:: THE PROBLEM ::
Can you rewrite the part of the skin color text that opens with the words containing "When skin is" and closes with "onslaught of UV?", putting "ultraviolet" everywhere "UV" appears?

:: PAGE EXCERPT ::
▼

The science of skin color Angela Koine Flynn
When ultraviolet sunlight hits our skin,
it affects each of us
a little differently.
Depending on skin color, it will take
only minutes of exposure
to turn one person beetroot-pink,
while another requires hours to experience
the slightest change.
So what’s to account for that difference
and how did our skin come to take on
so many different hues to begin with?
Whatever the color,
our skin tells an epic tale
of human intrepidness and adaptability,
revealing its variance to be
a function of biology.
It all centers around melanin,
the pigment that gives
skin and hair its color.
This ingredient comes from skin cells
called melanocytes
and takes two basic forms.
There’s eumelanin, which gives rise
to a range of brown skin tones,
as well as black, brown, and blond hair,
and pheomelanin, which causes the
reddish browns of freckles and red hair.
But humans weren’t always like this.
Our varying skin tones were formed
by an evolutionary process
driven by the Sun.
In began some 50,000 years ago when our
ancestors migrated north from Africa
and into Europe and Asia.
These ancient humans lived between
the Equator and the Tropic of Capricorn,
a region saturated
by the Sun’s UV-carrying rays.
When skin is exposed to UV for long
periods of time,
the UV light damages
the DNA within our cells,
and skin starts to burn.
If that damage is severe enough,
the cells mutations can lead to melanoma,
a deadly cancer that forms
in the skin’s melanocytes.
Sunscreen as we know it today
didn’t exist 50,000 years ago.
So how did our ancestors cope
with this onslaught of UV?
The key to survival lay
in their own personal sunscreen
manufactured beneath the skin: melanin.
The type and amount
of melanin in your skin
determines whether you’ll be more or less
protected from the sun.
This comes down to the skin’s response
as sunlight strikes it.
When it’s exposed to UV light,
that triggers special light-sensitive
receptors called rhodopsin,
which stimulate the production of melanin
to shield cells from damage.
For light-skin people, that extra melanin
darkens their skin and produces a tan.
Over the course of generations,
humans living at
the Sun-saturated latitudes in Africa
adapted to have a higher
melanin production threshold
and more eumelanin,
giving skin a darker tone.
This built-in sun shield helped protect
them from melanoma,
likely making them evolutionarily fitter
and capable of passing this useful trait
on to new generations.
But soon, some of our Sun-adapted
ancestors migrated northward
out of the tropical zone,
spreading far and wide across the Earth.
The further north they traveled,
the less direct sunshine they saw.
This was a problem because
although UV light can damage skin,
it also has an important parallel benefit.
UV helps our bodies produce vitamin D,
an ingredient that strengthens bones
and lets us absorb vital minerals,
like calcium, iron, magnesium,
phosphate, and zinc.
Without it, humans experience serious
fatigue and weakened bones
that can cause a condition
known as rickets.
For humans whose dark skin effectively
blocked whatever sunlight there was,
vitamin D deficiency would have posed
a serious threat in the north.
But some of them happened to produce
less melanin.
They were exposed to small enough amounts
of light that melanoma was less likely,
and their lighter skin
better absorbed the UV light.
So they benefited from vitamin D,
developed strong bones,
and survived well enough to produce
healthy offspring.
Over many generations of selection,
skin color in those regions
gradually lightened.
As a result of
our ancestor’s adaptability,
today the planet is full of people
with a vast palette of skin colors,
typically, darker eumelanin-rich skin
in the hot, sunny band around the Equator,
and increasingly lighter pheomelanin-rich
skin shades fanning outwards
as the sunshine dwindles.
Therefore, skin color is little more than
an adaptive trait for living on a rock
that orbits the Sun.
It may absorb light,
but it certainly does not
reflect character.

▲

:: PROVIDED INFORMATION ::
▼

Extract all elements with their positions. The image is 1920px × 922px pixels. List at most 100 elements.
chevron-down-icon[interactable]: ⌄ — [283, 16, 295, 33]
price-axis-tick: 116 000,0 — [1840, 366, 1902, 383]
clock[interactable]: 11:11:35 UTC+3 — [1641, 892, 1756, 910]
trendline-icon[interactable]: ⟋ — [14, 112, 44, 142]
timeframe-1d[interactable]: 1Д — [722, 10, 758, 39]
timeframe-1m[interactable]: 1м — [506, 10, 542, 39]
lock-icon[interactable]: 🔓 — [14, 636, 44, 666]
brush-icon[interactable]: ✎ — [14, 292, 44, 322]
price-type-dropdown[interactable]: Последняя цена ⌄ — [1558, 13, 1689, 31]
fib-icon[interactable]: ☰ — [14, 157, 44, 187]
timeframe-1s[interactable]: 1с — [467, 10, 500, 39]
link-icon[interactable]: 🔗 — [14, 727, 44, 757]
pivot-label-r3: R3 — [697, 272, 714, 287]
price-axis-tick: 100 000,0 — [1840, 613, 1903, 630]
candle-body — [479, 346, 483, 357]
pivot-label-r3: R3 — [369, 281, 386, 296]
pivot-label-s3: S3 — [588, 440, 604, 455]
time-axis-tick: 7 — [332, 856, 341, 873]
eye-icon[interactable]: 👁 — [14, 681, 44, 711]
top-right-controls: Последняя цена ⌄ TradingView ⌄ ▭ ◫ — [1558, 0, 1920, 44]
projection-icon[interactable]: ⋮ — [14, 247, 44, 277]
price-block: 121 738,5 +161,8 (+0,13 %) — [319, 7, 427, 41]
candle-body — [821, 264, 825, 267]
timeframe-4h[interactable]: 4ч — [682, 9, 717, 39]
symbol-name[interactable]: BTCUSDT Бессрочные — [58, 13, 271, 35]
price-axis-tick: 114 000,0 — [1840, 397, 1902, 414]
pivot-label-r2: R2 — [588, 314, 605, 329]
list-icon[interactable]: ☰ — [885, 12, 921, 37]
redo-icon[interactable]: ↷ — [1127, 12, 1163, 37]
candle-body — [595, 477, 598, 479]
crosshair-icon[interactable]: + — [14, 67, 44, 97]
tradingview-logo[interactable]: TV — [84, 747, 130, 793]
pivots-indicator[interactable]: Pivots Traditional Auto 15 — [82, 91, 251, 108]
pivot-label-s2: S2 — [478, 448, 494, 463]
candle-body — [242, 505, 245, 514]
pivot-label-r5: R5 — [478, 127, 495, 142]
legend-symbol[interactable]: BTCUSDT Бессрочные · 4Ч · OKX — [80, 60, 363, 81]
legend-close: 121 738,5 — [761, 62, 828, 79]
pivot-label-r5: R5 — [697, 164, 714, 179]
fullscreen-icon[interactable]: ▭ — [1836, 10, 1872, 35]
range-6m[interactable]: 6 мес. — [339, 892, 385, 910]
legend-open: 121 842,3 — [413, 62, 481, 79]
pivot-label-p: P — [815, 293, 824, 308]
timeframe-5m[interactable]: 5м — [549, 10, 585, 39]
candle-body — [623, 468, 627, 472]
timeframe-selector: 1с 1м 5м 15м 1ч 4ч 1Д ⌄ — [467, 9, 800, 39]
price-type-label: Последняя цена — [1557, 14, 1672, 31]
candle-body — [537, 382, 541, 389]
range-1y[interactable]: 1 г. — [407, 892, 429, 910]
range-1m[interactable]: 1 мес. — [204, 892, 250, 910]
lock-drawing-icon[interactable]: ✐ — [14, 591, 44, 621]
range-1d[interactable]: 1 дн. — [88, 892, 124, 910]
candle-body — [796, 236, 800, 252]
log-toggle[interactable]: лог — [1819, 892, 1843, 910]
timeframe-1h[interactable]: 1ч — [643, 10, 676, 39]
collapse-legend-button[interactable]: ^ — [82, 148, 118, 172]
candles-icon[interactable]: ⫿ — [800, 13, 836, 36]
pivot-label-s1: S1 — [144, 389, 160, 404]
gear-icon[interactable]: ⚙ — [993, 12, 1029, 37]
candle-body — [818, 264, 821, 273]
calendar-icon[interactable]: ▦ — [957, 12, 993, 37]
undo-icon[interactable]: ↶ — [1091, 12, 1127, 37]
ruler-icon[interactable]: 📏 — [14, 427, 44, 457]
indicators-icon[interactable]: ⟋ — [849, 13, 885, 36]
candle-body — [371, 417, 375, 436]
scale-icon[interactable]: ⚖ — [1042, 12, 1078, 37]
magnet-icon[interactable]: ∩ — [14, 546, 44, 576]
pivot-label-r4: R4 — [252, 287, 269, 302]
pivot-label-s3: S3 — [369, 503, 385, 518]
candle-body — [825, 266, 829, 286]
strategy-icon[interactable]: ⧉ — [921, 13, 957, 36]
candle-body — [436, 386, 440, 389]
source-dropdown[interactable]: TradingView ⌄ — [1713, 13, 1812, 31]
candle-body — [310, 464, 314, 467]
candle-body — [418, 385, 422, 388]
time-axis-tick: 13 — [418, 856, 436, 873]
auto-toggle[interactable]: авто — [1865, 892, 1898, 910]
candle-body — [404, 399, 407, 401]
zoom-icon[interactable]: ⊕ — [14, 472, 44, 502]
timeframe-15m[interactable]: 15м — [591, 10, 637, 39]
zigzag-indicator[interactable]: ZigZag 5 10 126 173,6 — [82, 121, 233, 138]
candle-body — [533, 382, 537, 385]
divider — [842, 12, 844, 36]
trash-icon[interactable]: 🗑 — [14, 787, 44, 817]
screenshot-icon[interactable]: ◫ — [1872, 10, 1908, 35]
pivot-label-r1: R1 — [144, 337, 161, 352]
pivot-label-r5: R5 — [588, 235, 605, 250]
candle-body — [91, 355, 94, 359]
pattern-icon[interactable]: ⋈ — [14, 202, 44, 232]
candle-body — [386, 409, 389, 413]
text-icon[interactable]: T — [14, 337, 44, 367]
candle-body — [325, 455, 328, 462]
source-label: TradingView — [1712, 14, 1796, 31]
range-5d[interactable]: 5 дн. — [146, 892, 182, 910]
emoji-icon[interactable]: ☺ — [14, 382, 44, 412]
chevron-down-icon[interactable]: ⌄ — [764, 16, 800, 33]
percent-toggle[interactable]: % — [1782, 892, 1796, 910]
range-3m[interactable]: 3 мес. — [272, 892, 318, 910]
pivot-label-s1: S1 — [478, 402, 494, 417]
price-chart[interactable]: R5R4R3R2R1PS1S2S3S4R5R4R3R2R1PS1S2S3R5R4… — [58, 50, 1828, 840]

▲

:: ANSWER SPACE ::
When skin is exposed to ultraviolet for long
periods of time,
the ultraviolet light damages
the DNA within our cells,
and skin starts to burn.
If that damage is severe enough,
the cells mutations can lead to melanoma,
a deadly cancer that forms
in the skin’s melanocytes.
Sunscreen as we know it today
didn’t exist 50,000 years ago.
So how did our ancestors cope
with this onslaught of ultraviolet?